▶ _YOUR GOAL_: Identify all lines below that hold "large" and collect them.

(Saved entries)
* Begin *

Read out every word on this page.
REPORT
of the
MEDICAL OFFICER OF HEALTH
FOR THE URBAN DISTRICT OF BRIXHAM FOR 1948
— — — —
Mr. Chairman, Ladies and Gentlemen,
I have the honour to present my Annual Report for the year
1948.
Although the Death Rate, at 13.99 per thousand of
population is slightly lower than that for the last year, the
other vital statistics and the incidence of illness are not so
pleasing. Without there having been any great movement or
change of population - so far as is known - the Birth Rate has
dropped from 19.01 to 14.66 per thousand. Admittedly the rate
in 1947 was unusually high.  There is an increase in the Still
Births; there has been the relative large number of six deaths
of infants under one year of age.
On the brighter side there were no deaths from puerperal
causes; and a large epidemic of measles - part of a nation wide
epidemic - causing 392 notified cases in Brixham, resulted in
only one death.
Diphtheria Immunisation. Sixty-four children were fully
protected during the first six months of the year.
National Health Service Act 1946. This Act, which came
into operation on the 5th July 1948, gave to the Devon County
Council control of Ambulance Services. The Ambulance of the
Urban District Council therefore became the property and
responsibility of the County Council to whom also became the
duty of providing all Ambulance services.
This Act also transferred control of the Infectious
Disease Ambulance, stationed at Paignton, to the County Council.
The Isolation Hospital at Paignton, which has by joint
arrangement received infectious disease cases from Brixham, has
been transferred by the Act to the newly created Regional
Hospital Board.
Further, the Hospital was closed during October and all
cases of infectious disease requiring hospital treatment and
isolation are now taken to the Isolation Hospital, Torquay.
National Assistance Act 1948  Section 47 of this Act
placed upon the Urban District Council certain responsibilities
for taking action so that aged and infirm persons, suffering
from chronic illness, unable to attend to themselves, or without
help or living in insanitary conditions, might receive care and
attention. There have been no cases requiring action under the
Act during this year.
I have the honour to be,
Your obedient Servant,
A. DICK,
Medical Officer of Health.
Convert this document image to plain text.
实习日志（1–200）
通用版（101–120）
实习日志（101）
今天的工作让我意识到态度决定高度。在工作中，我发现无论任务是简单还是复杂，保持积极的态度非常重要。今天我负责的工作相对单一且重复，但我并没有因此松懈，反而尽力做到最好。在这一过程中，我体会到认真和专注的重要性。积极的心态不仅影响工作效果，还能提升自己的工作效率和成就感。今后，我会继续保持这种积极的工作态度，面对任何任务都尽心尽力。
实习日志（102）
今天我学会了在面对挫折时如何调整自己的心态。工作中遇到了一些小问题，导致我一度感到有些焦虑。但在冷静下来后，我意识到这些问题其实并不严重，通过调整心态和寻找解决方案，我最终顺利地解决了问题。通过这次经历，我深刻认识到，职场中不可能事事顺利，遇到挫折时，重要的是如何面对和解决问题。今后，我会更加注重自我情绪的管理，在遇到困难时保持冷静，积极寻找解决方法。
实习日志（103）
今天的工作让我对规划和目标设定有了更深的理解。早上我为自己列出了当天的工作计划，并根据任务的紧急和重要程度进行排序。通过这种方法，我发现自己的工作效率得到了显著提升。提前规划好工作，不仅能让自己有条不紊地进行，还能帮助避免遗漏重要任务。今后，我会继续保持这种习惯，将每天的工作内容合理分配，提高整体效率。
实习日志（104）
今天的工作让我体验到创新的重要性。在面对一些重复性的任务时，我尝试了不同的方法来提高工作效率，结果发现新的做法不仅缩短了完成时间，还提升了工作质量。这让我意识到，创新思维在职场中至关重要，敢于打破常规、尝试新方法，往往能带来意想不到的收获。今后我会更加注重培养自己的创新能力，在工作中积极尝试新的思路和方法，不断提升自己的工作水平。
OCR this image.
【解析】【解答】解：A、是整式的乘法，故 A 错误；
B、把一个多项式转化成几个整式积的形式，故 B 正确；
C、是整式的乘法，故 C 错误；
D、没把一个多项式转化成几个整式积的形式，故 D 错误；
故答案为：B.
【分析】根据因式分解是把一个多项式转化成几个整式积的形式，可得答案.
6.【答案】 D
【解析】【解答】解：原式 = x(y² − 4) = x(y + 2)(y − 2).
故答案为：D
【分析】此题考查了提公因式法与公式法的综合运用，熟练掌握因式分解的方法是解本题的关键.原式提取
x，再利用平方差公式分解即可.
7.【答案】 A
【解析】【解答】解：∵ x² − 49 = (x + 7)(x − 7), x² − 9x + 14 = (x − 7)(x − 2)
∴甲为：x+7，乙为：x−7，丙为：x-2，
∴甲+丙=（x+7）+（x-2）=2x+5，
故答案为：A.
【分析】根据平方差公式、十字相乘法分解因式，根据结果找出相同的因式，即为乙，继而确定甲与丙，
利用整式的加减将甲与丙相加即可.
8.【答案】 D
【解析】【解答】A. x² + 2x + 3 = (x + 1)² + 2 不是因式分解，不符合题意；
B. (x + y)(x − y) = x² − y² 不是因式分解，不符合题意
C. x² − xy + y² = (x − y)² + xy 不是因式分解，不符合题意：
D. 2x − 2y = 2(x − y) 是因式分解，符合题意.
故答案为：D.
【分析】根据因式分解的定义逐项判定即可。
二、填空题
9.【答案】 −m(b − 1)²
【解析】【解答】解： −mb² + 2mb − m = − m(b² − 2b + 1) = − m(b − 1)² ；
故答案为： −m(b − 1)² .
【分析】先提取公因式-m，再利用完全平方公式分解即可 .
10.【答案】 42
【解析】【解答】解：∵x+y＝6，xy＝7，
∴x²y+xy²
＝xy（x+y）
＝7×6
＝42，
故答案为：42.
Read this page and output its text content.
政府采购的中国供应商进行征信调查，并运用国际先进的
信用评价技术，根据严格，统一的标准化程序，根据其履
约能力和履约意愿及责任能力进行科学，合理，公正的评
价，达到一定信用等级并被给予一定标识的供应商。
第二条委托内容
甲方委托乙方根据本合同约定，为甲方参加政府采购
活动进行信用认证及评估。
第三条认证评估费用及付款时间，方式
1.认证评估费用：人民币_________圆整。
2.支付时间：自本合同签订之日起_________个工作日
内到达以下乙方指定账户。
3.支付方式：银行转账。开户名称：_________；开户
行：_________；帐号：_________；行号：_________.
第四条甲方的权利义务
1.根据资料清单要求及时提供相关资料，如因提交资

* End *

▶ _RESULT OF THIS TASK_:
Births; there has been the relative large number of six deaths
causes; and a large epidemic of measles - part of a nation wide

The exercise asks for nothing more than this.